"""

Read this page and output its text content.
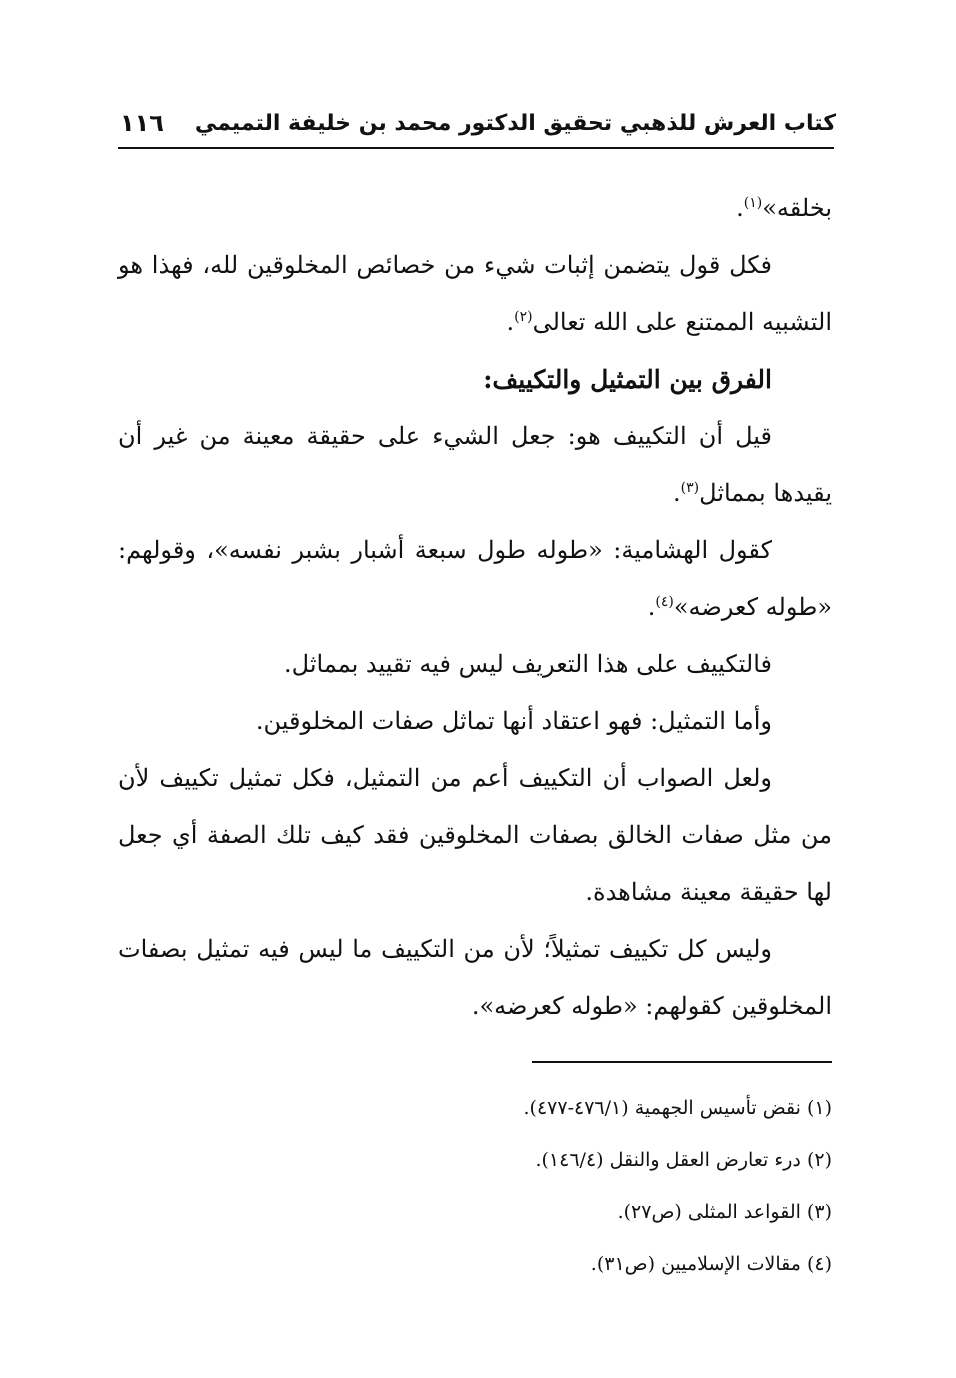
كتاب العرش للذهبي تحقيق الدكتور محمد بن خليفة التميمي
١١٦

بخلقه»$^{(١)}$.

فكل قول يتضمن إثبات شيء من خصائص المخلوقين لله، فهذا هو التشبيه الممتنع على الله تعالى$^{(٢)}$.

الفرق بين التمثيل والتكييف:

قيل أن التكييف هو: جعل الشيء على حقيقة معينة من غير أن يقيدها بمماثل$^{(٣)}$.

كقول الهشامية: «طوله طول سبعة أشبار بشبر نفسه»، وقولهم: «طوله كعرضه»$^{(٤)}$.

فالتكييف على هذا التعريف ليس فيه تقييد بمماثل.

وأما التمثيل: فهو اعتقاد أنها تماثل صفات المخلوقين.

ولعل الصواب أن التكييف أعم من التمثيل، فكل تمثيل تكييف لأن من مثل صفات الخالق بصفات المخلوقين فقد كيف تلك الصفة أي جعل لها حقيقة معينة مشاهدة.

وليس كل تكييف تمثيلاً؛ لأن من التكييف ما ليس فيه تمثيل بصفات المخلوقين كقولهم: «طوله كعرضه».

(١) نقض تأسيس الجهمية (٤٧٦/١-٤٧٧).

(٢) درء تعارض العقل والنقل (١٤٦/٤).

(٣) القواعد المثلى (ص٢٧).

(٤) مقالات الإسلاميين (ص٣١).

"""
"""

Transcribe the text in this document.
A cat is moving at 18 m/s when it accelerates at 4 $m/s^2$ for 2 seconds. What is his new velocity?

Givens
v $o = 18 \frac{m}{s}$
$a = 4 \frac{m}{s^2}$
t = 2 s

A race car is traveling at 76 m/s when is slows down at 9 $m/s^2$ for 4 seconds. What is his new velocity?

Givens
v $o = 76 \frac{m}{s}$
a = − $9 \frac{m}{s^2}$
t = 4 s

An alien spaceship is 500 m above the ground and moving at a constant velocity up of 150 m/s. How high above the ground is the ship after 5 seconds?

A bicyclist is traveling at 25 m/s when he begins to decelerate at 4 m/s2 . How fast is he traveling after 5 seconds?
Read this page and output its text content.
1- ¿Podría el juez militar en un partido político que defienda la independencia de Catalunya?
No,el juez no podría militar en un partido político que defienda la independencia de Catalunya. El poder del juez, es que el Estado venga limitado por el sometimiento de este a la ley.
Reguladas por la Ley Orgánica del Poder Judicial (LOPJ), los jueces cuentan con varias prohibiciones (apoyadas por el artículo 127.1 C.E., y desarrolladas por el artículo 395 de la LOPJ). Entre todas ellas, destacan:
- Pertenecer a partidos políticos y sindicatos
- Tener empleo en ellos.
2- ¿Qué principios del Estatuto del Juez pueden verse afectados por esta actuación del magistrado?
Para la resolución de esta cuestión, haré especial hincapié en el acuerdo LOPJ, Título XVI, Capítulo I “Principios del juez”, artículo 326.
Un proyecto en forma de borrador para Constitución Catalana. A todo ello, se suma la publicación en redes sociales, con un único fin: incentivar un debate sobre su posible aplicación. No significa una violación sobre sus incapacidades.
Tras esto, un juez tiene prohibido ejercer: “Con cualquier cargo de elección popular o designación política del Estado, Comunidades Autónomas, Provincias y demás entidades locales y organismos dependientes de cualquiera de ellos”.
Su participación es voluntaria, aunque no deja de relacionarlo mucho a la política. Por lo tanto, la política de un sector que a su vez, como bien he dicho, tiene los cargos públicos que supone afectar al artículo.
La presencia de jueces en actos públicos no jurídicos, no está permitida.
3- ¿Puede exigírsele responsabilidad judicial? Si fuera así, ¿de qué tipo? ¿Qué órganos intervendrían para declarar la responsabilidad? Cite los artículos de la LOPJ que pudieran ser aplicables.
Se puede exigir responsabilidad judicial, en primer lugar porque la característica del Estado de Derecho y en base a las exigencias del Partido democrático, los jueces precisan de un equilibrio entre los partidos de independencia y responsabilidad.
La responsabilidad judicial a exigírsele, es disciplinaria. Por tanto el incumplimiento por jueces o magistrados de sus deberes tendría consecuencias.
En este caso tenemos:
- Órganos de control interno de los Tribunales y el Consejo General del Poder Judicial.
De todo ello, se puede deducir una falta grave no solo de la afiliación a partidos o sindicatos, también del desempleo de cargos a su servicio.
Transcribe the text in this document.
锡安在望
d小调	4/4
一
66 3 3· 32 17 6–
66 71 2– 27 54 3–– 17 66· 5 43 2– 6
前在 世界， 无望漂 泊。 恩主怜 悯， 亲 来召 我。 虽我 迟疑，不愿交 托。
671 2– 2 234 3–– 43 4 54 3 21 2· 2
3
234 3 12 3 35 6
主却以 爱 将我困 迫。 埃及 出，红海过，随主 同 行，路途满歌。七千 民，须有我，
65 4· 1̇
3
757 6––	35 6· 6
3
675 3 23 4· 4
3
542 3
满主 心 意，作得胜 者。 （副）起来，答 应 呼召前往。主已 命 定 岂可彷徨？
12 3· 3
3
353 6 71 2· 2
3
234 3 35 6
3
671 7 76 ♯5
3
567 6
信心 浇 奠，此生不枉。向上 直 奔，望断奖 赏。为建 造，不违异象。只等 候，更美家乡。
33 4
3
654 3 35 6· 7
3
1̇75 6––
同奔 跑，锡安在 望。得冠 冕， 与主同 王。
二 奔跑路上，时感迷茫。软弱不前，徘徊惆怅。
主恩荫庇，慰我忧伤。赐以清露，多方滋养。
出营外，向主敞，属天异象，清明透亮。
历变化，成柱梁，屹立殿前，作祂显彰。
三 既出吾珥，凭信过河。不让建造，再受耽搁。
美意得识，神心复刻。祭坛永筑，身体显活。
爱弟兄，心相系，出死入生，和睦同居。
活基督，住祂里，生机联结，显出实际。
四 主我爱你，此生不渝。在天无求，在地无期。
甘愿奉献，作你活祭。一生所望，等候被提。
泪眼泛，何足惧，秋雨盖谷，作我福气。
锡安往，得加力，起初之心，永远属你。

"""
"""

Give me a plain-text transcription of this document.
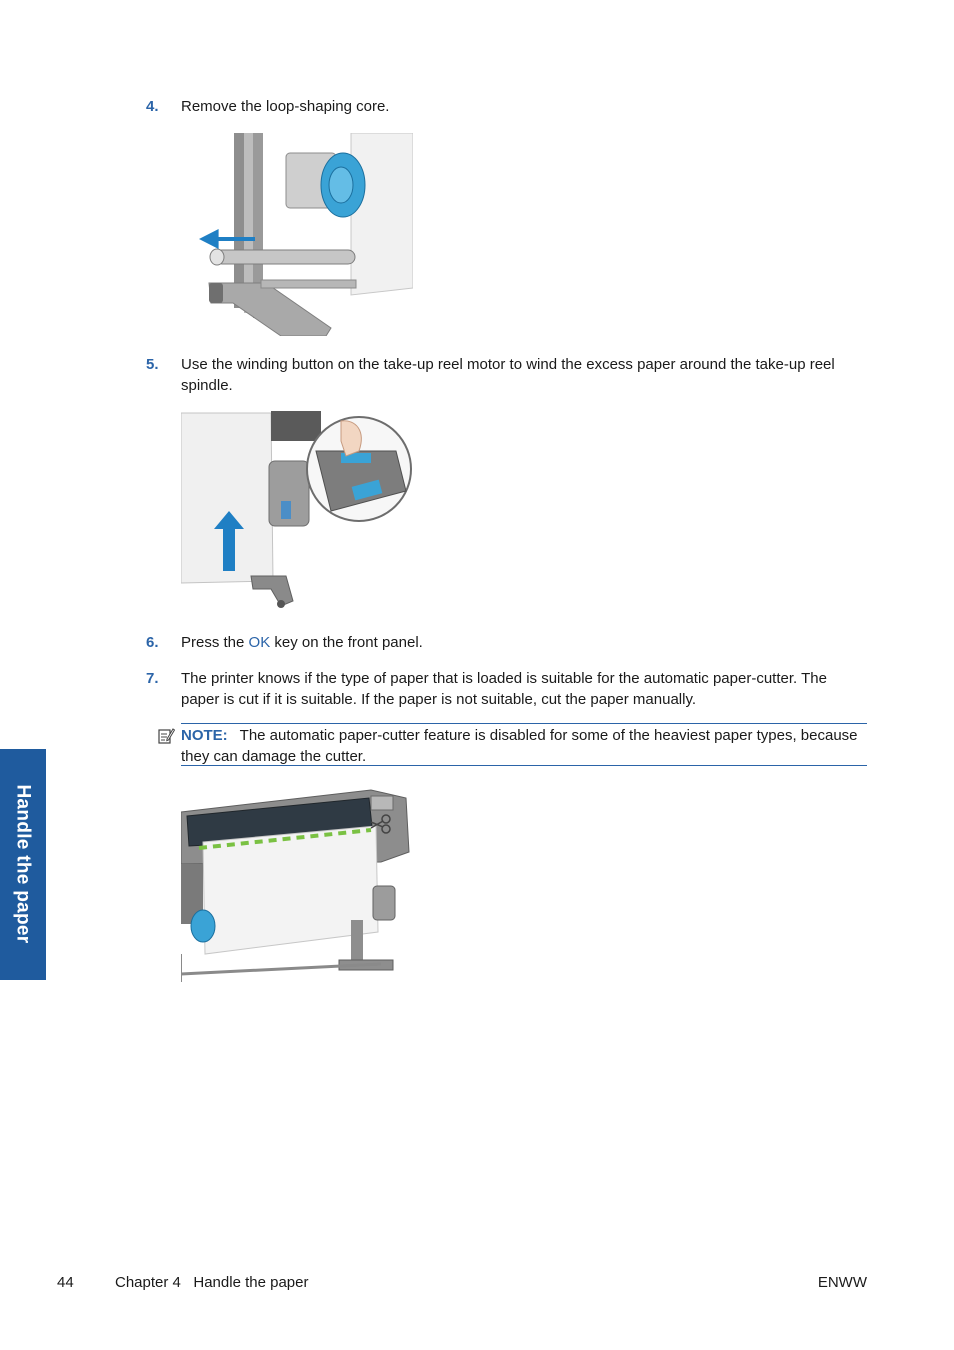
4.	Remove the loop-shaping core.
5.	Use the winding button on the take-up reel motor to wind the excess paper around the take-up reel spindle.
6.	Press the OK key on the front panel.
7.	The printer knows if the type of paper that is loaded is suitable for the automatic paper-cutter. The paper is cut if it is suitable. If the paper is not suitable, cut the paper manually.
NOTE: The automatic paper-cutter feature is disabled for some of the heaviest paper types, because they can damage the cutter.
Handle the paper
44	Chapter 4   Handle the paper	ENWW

"""

The task: Look through the material above and pick out each line holding the word "sindicatos".

Correct result:
- Pertenecer a partidos políticos y sindicatos
De todo ello, se puede deducir una falta grave no solo de la afiliación a partidos o sindicatos, también del desempleo de cargos a su servicio.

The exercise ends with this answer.